═══ RAW RECORDS ═══

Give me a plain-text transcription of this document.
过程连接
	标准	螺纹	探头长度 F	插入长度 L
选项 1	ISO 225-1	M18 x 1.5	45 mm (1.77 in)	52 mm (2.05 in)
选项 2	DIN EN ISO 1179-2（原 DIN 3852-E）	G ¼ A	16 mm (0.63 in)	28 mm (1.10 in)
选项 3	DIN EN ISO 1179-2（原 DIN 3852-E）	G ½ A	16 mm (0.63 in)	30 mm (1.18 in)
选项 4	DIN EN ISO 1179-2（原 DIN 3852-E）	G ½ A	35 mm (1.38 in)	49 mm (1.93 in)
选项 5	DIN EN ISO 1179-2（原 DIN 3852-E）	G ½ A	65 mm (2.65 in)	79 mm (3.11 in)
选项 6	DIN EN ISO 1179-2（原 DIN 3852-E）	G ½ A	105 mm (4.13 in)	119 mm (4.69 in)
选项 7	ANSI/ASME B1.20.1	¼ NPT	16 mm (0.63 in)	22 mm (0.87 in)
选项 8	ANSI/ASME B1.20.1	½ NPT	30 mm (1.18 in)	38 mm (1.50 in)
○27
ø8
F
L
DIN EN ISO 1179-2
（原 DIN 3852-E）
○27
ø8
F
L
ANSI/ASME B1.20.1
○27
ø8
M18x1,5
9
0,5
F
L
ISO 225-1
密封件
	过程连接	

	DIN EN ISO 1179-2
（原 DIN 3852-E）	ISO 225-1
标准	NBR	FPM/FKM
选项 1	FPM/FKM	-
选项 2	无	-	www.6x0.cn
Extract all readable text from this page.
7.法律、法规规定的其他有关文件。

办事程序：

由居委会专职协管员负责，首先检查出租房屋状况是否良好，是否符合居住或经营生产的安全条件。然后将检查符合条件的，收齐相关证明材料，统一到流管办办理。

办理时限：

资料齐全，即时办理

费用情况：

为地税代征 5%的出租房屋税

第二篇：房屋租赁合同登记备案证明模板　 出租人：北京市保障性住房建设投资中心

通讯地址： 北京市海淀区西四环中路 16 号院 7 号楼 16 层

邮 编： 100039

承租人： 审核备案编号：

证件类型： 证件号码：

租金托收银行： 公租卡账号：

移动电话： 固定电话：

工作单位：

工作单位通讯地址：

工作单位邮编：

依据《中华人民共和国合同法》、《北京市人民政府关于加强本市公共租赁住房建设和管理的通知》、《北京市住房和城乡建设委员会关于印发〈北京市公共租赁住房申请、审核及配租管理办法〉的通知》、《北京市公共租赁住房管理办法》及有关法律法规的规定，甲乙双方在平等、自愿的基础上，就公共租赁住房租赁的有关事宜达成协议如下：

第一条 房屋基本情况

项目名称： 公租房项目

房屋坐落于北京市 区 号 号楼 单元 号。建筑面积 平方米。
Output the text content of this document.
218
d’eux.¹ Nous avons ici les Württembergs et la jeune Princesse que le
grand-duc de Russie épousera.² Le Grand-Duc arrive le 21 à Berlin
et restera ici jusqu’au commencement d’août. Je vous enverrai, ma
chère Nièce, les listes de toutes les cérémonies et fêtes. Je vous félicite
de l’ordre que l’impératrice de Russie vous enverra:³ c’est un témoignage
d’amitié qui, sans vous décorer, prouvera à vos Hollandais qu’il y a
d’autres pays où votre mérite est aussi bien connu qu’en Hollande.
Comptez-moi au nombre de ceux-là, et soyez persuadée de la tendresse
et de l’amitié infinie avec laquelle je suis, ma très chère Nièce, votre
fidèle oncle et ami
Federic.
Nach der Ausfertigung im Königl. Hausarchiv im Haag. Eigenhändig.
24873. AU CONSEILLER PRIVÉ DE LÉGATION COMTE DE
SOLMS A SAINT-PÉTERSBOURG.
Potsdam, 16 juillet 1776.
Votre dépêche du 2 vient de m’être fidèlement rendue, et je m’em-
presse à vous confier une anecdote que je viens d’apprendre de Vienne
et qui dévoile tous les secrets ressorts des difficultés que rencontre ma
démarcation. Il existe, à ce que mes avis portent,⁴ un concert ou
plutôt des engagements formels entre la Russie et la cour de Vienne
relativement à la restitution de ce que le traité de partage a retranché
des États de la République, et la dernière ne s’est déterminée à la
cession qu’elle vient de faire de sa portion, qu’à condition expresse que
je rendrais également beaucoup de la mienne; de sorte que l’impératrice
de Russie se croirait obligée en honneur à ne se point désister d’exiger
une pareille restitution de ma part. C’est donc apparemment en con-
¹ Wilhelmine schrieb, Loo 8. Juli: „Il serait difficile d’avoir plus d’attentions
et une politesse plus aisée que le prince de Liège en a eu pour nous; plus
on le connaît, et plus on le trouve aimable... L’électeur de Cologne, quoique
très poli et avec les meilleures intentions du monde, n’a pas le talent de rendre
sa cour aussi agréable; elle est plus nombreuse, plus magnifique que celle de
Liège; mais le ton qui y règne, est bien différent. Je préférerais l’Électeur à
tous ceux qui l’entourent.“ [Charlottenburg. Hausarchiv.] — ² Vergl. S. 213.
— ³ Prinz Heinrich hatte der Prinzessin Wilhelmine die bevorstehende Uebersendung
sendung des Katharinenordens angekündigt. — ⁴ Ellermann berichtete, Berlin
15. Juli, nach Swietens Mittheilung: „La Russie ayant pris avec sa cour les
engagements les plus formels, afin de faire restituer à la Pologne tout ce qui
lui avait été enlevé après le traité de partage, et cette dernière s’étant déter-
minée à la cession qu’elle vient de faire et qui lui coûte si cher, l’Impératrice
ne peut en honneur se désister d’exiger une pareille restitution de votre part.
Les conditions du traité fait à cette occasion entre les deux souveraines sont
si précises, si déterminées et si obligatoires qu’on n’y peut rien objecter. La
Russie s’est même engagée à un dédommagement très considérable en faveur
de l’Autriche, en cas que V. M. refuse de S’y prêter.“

═══

WHAT YOU SHOULD DO – Write the whole listing out again. Keep every line exactly as it is.

IN RESPONSE –
Give me a plain-text transcription of this document.
过程连接
	标准	螺纹	探头长度 F	插入长度 L
选项 1	ISO 225-1	M18 x 1.5	45 mm (1.77 in)	52 mm (2.05 in)
选项 2	DIN EN ISO 1179-2（原 DIN 3852-E）	G ¼ A	16 mm (0.63 in)	28 mm (1.10 in)
选项 3	DIN EN ISO 1179-2（原 DIN 3852-E）	G ½ A	16 mm (0.63 in)	30 mm (1.18 in)
选项 4	DIN EN ISO 1179-2（原 DIN 3852-E）	G ½ A	35 mm (1.38 in)	49 mm (1.93 in)
选项 5	DIN EN ISO 1179-2（原 DIN 3852-E）	G ½ A	65 mm (2.65 in)	79 mm (3.11 in)
选项 6	DIN EN ISO 1179-2（原 DIN 3852-E）	G ½ A	105 mm (4.13 in)	119 mm (4.69 in)
选项 7	ANSI/ASME B1.20.1	¼ NPT	16 mm (0.63 in)	22 mm (0.87 in)
选项 8	ANSI/ASME B1.20.1	½ NPT	30 mm (1.18 in)	38 mm (1.50 in)
○27
ø8
F
L
DIN EN ISO 1179-2
（原 DIN 3852-E）
○27
ø8
F
L
ANSI/ASME B1.20.1
○27
ø8
M18x1,5
9
0,5
F
L
ISO 225-1
密封件
	过程连接	

	DIN EN ISO 1179-2
（原 DIN 3852-E）	ISO 225-1
标准	NBR	FPM/FKM
选项 1	FPM/FKM	-
选项 2	无	-	www.6x0.cn
Extract all readable text from this page.
7.法律、法规规定的其他有关文件。

办事程序：

由居委会专职协管员负责，首先检查出租房屋状况是否良好，是否符合居住或经营生产的安全条件。然后将检查符合条件的，收齐相关证明材料，统一到流管办办理。

办理时限：

资料齐全，即时办理

费用情况：

为地税代征 5%的出租房屋税

第二篇：房屋租赁合同登记备案证明模板　 出租人：北京市保障性住房建设投资中心

通讯地址： 北京市海淀区西四环中路 16 号院 7 号楼 16 层

邮 编： 100039

承租人： 审核备案编号：

证件类型： 证件号码：

租金托收银行： 公租卡账号：

移动电话： 固定电话：

工作单位：

工作单位通讯地址：

工作单位邮编：

依据《中华人民共和国合同法》、《北京市人民政府关于加强本市公共租赁住房建设和管理的通知》、《北京市住房和城乡建设委员会关于印发〈北京市公共租赁住房申请、审核及配租管理办法〉的通知》、《北京市公共租赁住房管理办法》及有关法律法规的规定，甲乙双方在平等、自愿的基础上，就公共租赁住房租赁的有关事宜达成协议如下：

第一条 房屋基本情况

项目名称： 公租房项目

房屋坐落于北京市 区 号 号楼 单元 号。建筑面积 平方米。
Output the text content of this document.
218
d’eux.¹ Nous avons ici les Württembergs et la jeune Princesse que le
grand-duc de Russie épousera.² Le Grand-Duc arrive le 21 à Berlin
et restera ici jusqu’au commencement d’août. Je vous enverrai, ma
chère Nièce, les listes de toutes les cérémonies et fêtes. Je vous félicite
de l’ordre que l’impératrice de Russie vous enverra:³ c’est un témoignage
d’amitié qui, sans vous décorer, prouvera à vos Hollandais qu’il y a
d’autres pays où votre mérite est aussi bien connu qu’en Hollande.
Comptez-moi au nombre de ceux-là, et soyez persuadée de la tendresse
et de l’amitié infinie avec laquelle je suis, ma très chère Nièce, votre
fidèle oncle et ami
Federic.
Nach der Ausfertigung im Königl. Hausarchiv im Haag. Eigenhändig.
24873. AU CONSEILLER PRIVÉ DE LÉGATION COMTE DE
SOLMS A SAINT-PÉTERSBOURG.
Potsdam, 16 juillet 1776.
Votre dépêche du 2 vient de m’être fidèlement rendue, et je m’em-
presse à vous confier une anecdote que je viens d’apprendre de Vienne
et qui dévoile tous les secrets ressorts des difficultés que rencontre ma
démarcation. Il existe, à ce que mes avis portent,⁴ un concert ou
plutôt des engagements formels entre la Russie et la cour de Vienne
relativement à la restitution de ce que le traité de partage a retranché
des États de la République, et la dernière ne s’est déterminée à la
cession qu’elle vient de faire de sa portion, qu’à condition expresse que
je rendrais également beaucoup de la mienne; de sorte que l’impératrice
de Russie se croirait obligée en honneur à ne se point désister d’exiger
une pareille restitution de ma part. C’est donc apparemment en con-
¹ Wilhelmine schrieb, Loo 8. Juli: „Il serait difficile d’avoir plus d’attentions
et une politesse plus aisée que le prince de Liège en a eu pour nous; plus
on le connaît, et plus on le trouve aimable... L’électeur de Cologne, quoique
très poli et avec les meilleures intentions du monde, n’a pas le talent de rendre
sa cour aussi agréable; elle est plus nombreuse, plus magnifique que celle de
Liège; mais le ton qui y règne, est bien différent. Je préférerais l’Électeur à
tous ceux qui l’entourent.“ [Charlottenburg. Hausarchiv.] — ² Vergl. S. 213.
— ³ Prinz Heinrich hatte der Prinzessin Wilhelmine die bevorstehende Uebersendung
sendung des Katharinenordens angekündigt. — ⁴ Ellermann berichtete, Berlin
15. Juli, nach Swietens Mittheilung: „La Russie ayant pris avec sa cour les
engagements les plus formels, afin de faire restituer à la Pologne tout ce qui
lui avait été enlevé après le traité de partage, et cette dernière s’étant déter-
minée à la cession qu’elle vient de faire et qui lui coûte si cher, l’Impératrice
ne peut en honneur se désister d’exiger une pareille restitution de votre part.
Les conditions du traité fait à cette occasion entre les deux souveraines sont
si précises, si déterminées et si obligatoires qu’on n’y peut rien objecter. La
Russie s’est même engagée à un dédommagement très considérable en faveur
de l’Autriche, en cas que V. M. refuse de S’y prêter.“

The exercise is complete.